══ GIVEN RECORDS ══

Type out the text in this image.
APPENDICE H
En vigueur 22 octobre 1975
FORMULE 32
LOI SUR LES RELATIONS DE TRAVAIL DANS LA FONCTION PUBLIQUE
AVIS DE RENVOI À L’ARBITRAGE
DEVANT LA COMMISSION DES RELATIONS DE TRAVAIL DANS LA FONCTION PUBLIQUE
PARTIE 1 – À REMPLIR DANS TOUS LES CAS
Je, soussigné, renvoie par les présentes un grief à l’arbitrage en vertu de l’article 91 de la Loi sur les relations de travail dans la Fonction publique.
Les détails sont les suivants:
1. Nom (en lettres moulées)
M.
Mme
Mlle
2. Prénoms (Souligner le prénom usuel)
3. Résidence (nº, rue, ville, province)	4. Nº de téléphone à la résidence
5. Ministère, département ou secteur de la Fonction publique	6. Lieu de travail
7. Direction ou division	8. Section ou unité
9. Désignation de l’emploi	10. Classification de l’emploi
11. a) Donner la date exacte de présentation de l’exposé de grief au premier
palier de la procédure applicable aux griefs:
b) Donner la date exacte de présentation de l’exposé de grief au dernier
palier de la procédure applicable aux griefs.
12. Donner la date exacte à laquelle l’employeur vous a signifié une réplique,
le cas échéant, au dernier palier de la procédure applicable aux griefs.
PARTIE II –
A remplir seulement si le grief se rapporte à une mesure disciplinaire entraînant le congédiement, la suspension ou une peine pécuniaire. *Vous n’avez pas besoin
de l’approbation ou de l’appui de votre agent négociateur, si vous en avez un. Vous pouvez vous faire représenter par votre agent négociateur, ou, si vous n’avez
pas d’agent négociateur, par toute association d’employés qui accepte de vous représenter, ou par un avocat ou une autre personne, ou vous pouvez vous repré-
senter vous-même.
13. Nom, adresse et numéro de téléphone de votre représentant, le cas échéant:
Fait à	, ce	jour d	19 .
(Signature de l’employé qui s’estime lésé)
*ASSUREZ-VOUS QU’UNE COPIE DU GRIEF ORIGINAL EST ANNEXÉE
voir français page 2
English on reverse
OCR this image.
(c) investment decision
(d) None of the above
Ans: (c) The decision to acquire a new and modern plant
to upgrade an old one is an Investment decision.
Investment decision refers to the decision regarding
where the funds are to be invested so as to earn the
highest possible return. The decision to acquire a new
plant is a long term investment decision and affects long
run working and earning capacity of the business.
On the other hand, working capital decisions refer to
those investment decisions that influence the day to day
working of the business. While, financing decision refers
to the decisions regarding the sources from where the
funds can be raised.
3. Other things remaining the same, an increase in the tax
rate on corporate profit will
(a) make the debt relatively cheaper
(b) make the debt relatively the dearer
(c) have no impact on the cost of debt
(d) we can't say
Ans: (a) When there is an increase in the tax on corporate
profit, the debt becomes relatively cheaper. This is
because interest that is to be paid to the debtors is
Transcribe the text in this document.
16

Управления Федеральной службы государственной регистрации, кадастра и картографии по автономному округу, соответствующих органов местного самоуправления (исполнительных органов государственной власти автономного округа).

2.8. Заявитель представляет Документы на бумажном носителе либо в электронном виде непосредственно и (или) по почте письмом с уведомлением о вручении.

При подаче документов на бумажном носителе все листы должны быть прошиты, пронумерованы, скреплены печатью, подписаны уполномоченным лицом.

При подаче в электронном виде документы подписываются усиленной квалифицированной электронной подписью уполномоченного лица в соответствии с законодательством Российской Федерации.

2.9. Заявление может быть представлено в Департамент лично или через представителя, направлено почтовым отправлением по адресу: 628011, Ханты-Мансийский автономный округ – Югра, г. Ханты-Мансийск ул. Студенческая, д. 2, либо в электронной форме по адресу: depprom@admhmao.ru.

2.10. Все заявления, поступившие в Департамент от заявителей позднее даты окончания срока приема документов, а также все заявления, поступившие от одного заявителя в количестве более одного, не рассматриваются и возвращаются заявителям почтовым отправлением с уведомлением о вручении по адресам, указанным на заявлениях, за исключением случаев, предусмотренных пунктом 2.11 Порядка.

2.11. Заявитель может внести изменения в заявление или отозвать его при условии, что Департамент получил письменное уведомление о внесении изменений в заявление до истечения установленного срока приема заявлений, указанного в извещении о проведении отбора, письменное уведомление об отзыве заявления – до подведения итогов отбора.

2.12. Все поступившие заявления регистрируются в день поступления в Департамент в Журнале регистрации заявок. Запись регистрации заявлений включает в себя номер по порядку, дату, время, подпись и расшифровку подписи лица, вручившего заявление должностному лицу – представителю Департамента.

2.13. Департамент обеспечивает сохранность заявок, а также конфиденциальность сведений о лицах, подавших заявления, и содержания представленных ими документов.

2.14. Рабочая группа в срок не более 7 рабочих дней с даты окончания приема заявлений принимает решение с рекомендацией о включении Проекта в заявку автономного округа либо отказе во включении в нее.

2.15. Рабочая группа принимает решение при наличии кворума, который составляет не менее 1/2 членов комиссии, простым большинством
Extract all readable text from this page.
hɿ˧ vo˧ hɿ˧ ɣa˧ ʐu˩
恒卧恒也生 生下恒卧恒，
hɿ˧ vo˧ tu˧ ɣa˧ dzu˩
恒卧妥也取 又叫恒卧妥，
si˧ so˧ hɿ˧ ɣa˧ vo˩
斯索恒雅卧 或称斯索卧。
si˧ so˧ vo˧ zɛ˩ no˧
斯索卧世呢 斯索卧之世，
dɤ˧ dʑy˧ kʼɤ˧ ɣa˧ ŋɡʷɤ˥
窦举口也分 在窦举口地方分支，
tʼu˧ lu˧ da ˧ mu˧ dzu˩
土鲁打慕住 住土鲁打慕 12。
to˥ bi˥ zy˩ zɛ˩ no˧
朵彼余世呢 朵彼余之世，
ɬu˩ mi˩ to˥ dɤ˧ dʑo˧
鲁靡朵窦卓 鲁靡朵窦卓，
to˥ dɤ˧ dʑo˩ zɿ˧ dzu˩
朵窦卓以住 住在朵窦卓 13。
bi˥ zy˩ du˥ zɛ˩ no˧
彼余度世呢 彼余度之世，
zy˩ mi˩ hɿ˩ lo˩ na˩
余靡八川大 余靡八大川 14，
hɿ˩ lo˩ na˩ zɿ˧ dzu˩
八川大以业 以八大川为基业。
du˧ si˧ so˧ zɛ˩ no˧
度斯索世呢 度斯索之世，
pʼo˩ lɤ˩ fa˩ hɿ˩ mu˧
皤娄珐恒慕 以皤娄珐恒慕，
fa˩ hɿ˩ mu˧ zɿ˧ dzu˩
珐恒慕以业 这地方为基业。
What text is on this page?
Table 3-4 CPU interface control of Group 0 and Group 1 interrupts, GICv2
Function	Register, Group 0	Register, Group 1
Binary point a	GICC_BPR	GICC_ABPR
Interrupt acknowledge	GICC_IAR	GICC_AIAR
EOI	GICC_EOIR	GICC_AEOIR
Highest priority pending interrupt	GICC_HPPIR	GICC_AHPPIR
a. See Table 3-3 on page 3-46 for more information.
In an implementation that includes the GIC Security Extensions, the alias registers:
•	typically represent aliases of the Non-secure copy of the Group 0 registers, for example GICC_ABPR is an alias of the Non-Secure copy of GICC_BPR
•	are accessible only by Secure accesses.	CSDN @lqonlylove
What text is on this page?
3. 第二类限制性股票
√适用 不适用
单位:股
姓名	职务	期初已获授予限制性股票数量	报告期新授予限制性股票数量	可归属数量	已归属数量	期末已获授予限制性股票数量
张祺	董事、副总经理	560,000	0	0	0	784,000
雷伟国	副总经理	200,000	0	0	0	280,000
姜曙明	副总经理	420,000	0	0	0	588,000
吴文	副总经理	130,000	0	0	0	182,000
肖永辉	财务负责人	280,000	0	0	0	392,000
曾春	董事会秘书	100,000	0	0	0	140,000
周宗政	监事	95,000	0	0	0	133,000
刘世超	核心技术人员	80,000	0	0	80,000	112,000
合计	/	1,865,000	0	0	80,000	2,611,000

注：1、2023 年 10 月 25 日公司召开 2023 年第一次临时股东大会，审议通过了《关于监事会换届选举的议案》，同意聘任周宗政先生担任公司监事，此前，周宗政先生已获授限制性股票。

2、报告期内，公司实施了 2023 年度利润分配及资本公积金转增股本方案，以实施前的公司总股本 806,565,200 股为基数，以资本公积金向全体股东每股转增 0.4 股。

═══

### STATED EXERCISE
From the material above, gather all lines that include the string "négociateur" and copy them.

### TASK SOLUTION
de l’approbation ou de l’appui de votre agent négociateur, si vous en avez un. Vous pouvez vous faire représenter par votre agent négociateur, ou, si vous n’avez
pas d’agent négociateur, par toute association d’employés qui accepte de vous représenter, ou par un avocat ou une autre personne, ou vous pouvez vous repré-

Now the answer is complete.